━━ INFORMATION SHOWN ━━

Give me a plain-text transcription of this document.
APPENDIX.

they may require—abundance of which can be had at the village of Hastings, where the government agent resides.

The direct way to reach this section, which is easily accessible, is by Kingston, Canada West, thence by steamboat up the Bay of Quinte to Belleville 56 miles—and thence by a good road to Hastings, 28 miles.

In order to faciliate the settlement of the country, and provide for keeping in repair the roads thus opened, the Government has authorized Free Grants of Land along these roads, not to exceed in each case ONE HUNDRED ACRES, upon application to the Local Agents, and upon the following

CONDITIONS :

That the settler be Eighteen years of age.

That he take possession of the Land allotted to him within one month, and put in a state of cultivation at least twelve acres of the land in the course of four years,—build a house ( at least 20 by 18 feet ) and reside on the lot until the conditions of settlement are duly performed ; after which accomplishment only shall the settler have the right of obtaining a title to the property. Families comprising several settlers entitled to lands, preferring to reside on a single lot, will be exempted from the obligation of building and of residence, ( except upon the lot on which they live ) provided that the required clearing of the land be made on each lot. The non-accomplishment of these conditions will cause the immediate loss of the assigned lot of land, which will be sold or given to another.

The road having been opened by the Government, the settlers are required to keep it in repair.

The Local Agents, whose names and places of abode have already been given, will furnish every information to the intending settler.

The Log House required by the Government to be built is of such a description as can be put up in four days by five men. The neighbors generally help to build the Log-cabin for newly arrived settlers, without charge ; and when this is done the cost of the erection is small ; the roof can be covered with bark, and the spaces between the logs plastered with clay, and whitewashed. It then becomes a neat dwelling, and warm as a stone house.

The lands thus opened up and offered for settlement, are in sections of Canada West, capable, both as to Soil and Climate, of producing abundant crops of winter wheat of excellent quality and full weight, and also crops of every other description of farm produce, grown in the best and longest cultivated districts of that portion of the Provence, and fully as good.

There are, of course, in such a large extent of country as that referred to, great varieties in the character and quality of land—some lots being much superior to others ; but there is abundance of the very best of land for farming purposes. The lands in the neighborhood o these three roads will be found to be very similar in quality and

━━━

**WORK INSTRUCTIONS:** Check all the records above and select each line where the string "repair" is found.

**OUTPUT BELOW:**
In order to faciliate the settlement of the country, and provide for keeping in repair the roads thus opened, the Government has authorized Free Grants of Land along these roads, not to exceed in each case ONE HUNDRED ACRES, upon application to the Local Agents, and upon the following
The road having been opened by the Government, the settlers are required to keep it in repair.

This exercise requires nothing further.